━━━━━ Records supplied

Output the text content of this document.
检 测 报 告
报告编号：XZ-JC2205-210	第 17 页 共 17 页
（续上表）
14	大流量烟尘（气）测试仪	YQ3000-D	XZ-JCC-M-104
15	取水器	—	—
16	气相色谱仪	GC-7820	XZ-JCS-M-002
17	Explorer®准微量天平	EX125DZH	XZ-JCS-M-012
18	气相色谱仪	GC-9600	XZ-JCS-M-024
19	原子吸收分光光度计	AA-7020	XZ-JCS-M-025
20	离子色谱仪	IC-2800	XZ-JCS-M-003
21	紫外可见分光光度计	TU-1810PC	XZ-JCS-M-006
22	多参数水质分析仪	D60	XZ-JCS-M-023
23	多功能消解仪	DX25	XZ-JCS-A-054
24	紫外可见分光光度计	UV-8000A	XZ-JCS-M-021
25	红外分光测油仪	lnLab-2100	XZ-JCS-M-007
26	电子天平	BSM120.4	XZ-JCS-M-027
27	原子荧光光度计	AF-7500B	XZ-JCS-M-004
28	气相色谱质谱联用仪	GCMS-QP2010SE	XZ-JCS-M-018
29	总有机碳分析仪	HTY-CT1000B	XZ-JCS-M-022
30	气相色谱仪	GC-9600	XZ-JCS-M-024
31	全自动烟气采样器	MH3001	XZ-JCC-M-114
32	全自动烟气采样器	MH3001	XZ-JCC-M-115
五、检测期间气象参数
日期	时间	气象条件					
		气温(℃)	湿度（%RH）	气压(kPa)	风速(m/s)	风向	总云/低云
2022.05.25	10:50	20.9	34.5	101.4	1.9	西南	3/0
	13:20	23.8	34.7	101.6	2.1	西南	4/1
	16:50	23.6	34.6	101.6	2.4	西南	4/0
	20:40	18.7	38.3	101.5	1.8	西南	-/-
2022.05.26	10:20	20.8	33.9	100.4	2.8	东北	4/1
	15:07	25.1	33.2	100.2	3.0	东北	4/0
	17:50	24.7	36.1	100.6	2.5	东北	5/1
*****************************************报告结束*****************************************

━━━━━━━━━━

What you should do: Extract each line of the listing above, copying it word for word.

Response:
Output the text content of this document.
检 测 报 告
报告编号：XZ-JC2205-210	第 17 页 共 17 页
（续上表）
14	大流量烟尘（气）测试仪	YQ3000-D	XZ-JCC-M-104
15	取水器	—	—
16	气相色谱仪	GC-7820	XZ-JCS-M-002
17	Explorer®准微量天平	EX125DZH	XZ-JCS-M-012
18	气相色谱仪	GC-9600	XZ-JCS-M-024
19	原子吸收分光光度计	AA-7020	XZ-JCS-M-025
20	离子色谱仪	IC-2800	XZ-JCS-M-003
21	紫外可见分光光度计	TU-1810PC	XZ-JCS-M-006
22	多参数水质分析仪	D60	XZ-JCS-M-023
23	多功能消解仪	DX25	XZ-JCS-A-054
24	紫外可见分光光度计	UV-8000A	XZ-JCS-M-021
25	红外分光测油仪	lnLab-2100	XZ-JCS-M-007
26	电子天平	BSM120.4	XZ-JCS-M-027
27	原子荧光光度计	AF-7500B	XZ-JCS-M-004
28	气相色谱质谱联用仪	GCMS-QP2010SE	XZ-JCS-M-018
29	总有机碳分析仪	HTY-CT1000B	XZ-JCS-M-022
30	气相色谱仪	GC-9600	XZ-JCS-M-024
31	全自动烟气采样器	MH3001	XZ-JCC-M-114
32	全自动烟气采样器	MH3001	XZ-JCC-M-115
五、检测期间气象参数
日期	时间	气象条件					
		气温(℃)	湿度（%RH）	气压(kPa)	风速(m/s)	风向	总云/低云
2022.05.25	10:50	20.9	34.5	101.4	1.9	西南	3/0
	13:20	23.8	34.7	101.6	2.1	西南	4/1
	16:50	23.6	34.6	101.6	2.4	西南	4/0
	20:40	18.7	38.3	101.5	1.8	西南	-/-
2022.05.26	10:20	20.8	33.9	100.4	2.8	东北	4/1
	15:07	25.1	33.2	100.2	3.0	东北	4/0
	17:50	24.7	36.1	100.6	2.5	东北	5/1
*****************************************报告结束*****************************************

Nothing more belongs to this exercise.